Stored data
※ ※ ※

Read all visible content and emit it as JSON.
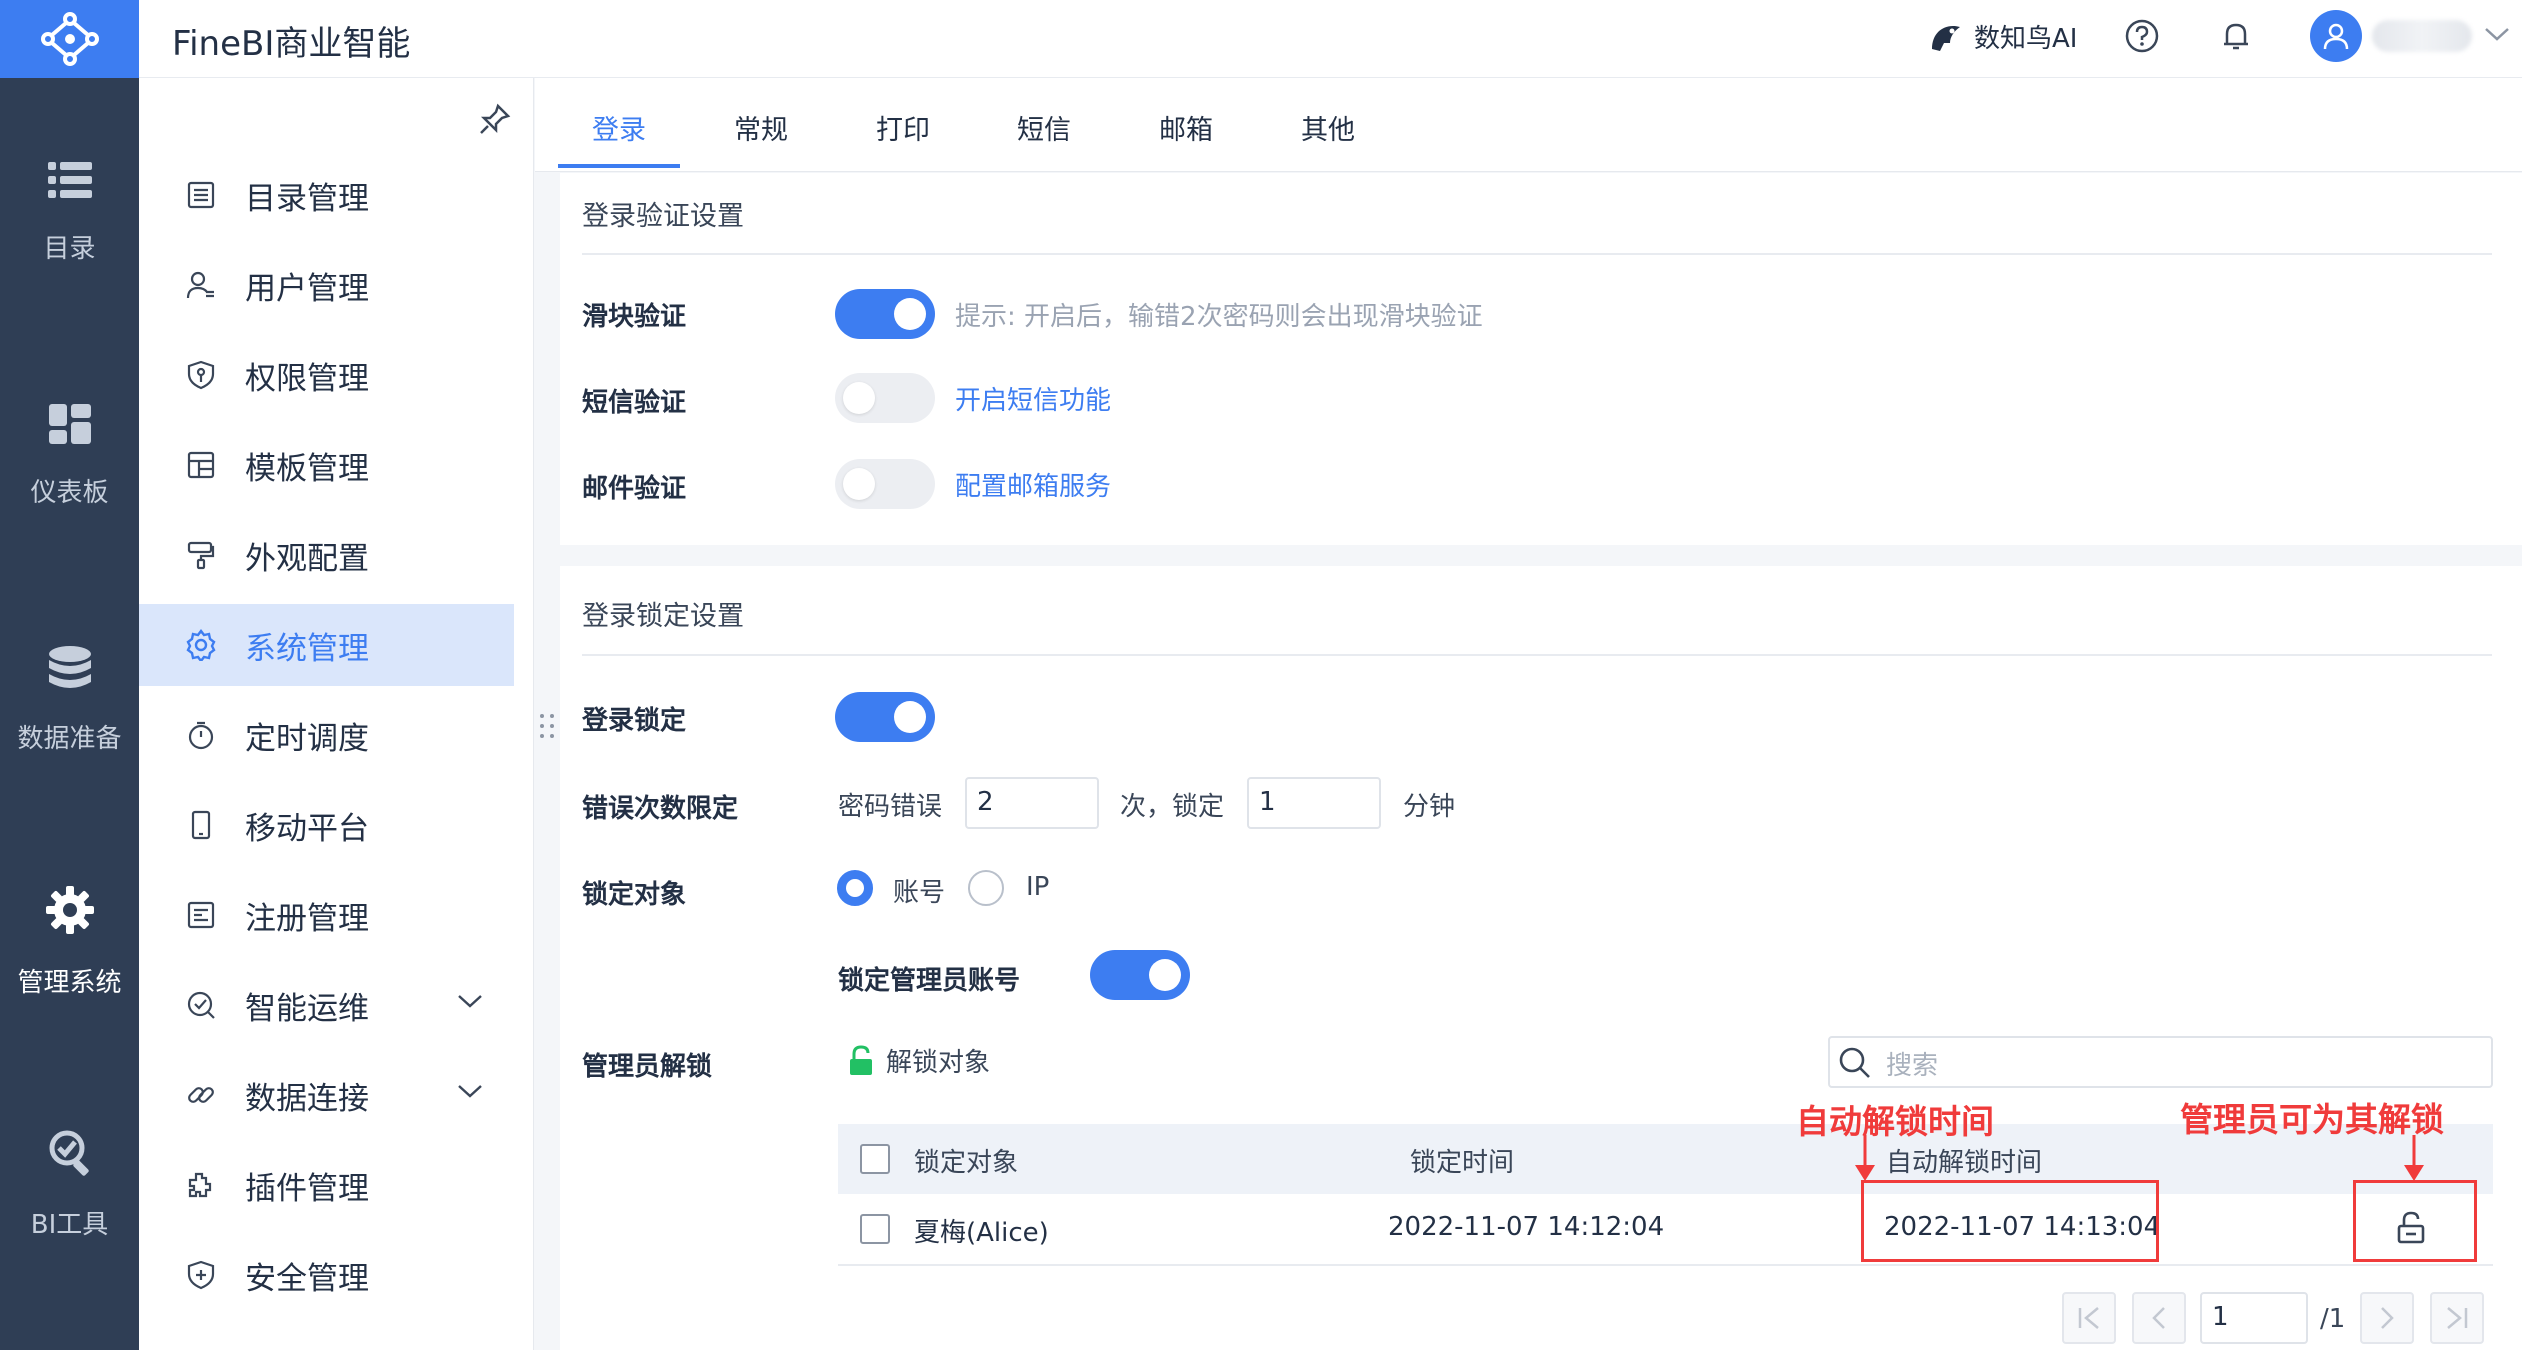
{
  "app": {
    "title": "FineBI商业智能"
  },
  "colors": {
    "accent": "#3d7df1",
    "rail": "#2f3e55",
    "annotation": "#f03b3b",
    "success": "#22c064"
  },
  "rail": [
    {
      "label": "目录",
      "icon": "list-icon"
    },
    {
      "label": "仪表板",
      "icon": "dashboard-icon"
    },
    {
      "label": "数据准备",
      "icon": "database-icon"
    },
    {
      "label": "管理系统",
      "icon": "gear-icon",
      "active": true
    },
    {
      "label": "BI工具",
      "icon": "wrench-icon"
    }
  ],
  "topbar": {
    "ai_label": "数知鸟AI"
  },
  "nav": [
    {
      "label": "目录管理",
      "icon": "catalog-icon"
    },
    {
      "label": "用户管理",
      "icon": "user-icon"
    },
    {
      "label": "权限管理",
      "icon": "shield-key-icon"
    },
    {
      "label": "模板管理",
      "icon": "template-icon"
    },
    {
      "label": "外观配置",
      "icon": "paint-roller-icon"
    },
    {
      "label": "系统管理",
      "icon": "gear-icon",
      "active": true
    },
    {
      "label": "定时调度",
      "icon": "stopwatch-icon"
    },
    {
      "label": "移动平台",
      "icon": "mobile-icon"
    },
    {
      "label": "注册管理",
      "icon": "register-icon"
    },
    {
      "label": "智能运维",
      "icon": "ops-icon",
      "expandable": true
    },
    {
      "label": "数据连接",
      "icon": "link-icon",
      "expandable": true
    },
    {
      "label": "插件管理",
      "icon": "plugin-icon"
    },
    {
      "label": "安全管理",
      "icon": "shield-plus-icon"
    }
  ],
  "tabs": [
    "登录",
    "常规",
    "打印",
    "短信",
    "邮箱",
    "其他"
  ],
  "verify": {
    "title": "登录验证设置",
    "slider_label": "滑块验证",
    "slider_hint": "提示: 开启后，输错2次密码则会出现滑块验证",
    "sms_label": "短信验证",
    "sms_link": "开启短信功能",
    "mail_label": "邮件验证",
    "mail_link": "配置邮箱服务"
  },
  "lock": {
    "title": "登录锁定设置",
    "lock_label": "登录锁定",
    "limit_label": "错误次数限定",
    "pwd_error": "密码错误",
    "times_value": "2",
    "times_suffix": "次，锁定",
    "minutes_value": "1",
    "minutes_suffix": "分钟",
    "target_label": "锁定对象",
    "opt_account": "账号",
    "opt_ip": "IP",
    "admin_lock_label": "锁定管理员账号",
    "admin_unlock_label": "管理员解锁",
    "unlock_button": "解锁对象",
    "search_placeholder": "搜索"
  },
  "table": {
    "headers": [
      "锁定对象",
      "锁定时间",
      "自动解锁时间"
    ],
    "rows": [
      {
        "target": "夏梅(Alice)",
        "lock_time": "2022-11-07 14:12:04",
        "auto_unlock": "2022-11-07 14:13:04"
      }
    ]
  },
  "annotations": {
    "auto_unlock": "自动解锁时间",
    "admin_unlock": "管理员可为其解锁"
  },
  "pagination": {
    "page": "1",
    "total": "/1"
  }
}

※ ※ ※

_AIM:_
Print each record exactly as it stands, leaving the images out.

_COMPLETE RESPONSE:_
Read all visible content and emit it as JSON.
{
  "app": {
    "title": "FineBI商业智能"
  },
  "colors": {
    "accent": "#3d7df1",
    "rail": "#2f3e55",
    "annotation": "#f03b3b",
    "success": "#22c064"
  },
  "rail": [
    {
      "label": "目录",
      "icon": "list-icon"
    },
    {
      "label": "仪表板",
      "icon": "dashboard-icon"
    },
    {
      "label": "数据准备",
      "icon": "database-icon"
    },
    {
      "label": "管理系统",
      "icon": "gear-icon",
      "active": true
    },
    {
      "label": "BI工具",
      "icon": "wrench-icon"
    }
  ],
  "topbar": {
    "ai_label": "数知鸟AI"
  },
  "nav": [
    {
      "label": "目录管理",
      "icon": "catalog-icon"
    },
    {
      "label": "用户管理",
      "icon": "user-icon"
    },
    {
      "label": "权限管理",
      "icon": "shield-key-icon"
    },
    {
      "label": "模板管理",
      "icon": "template-icon"
    },
    {
      "label": "外观配置",
      "icon": "paint-roller-icon"
    },
    {
      "label": "系统管理",
      "icon": "gear-icon",
      "active": true
    },
    {
      "label": "定时调度",
      "icon": "stopwatch-icon"
    },
    {
      "label": "移动平台",
      "icon": "mobile-icon"
    },
    {
      "label": "注册管理",
      "icon": "register-icon"
    },
    {
      "label": "智能运维",
      "icon": "ops-icon",
      "expandable": true
    },
    {
      "label": "数据连接",
      "icon": "link-icon",
      "expandable": true
    },
    {
      "label": "插件管理",
      "icon": "plugin-icon"
    },
    {
      "label": "安全管理",
      "icon": "shield-plus-icon"
    }
  ],
  "tabs": [
    "登录",
    "常规",
    "打印",
    "短信",
    "邮箱",
    "其他"
  ],
  "verify": {
    "title": "登录验证设置",
    "slider_label": "滑块验证",
    "slider_hint": "提示: 开启后，输错2次密码则会出现滑块验证",
    "sms_label": "短信验证",
    "sms_link": "开启短信功能",
    "mail_label": "邮件验证",
    "mail_link": "配置邮箱服务"
  },
  "lock": {
    "title": "登录锁定设置",
    "lock_label": "登录锁定",
    "limit_label": "错误次数限定",
    "pwd_error": "密码错误",
    "times_value": "2",
    "times_suffix": "次，锁定",
    "minutes_value": "1",
    "minutes_suffix": "分钟",
    "target_label": "锁定对象",
    "opt_account": "账号",
    "opt_ip": "IP",
    "admin_lock_label": "锁定管理员账号",
    "admin_unlock_label": "管理员解锁",
    "unlock_button": "解锁对象",
    "search_placeholder": "搜索"
  },
  "table": {
    "headers": [
      "锁定对象",
      "锁定时间",
      "自动解锁时间"
    ],
    "rows": [
      {
        "target": "夏梅(Alice)",
        "lock_time": "2022-11-07 14:12:04",
        "auto_unlock": "2022-11-07 14:13:04"
      }
    ]
  },
  "annotations": {
    "auto_unlock": "自动解锁时间",
    "admin_unlock": "管理员可为其解锁"
  },
  "pagination": {
    "page": "1",
    "total": "/1"
  }
}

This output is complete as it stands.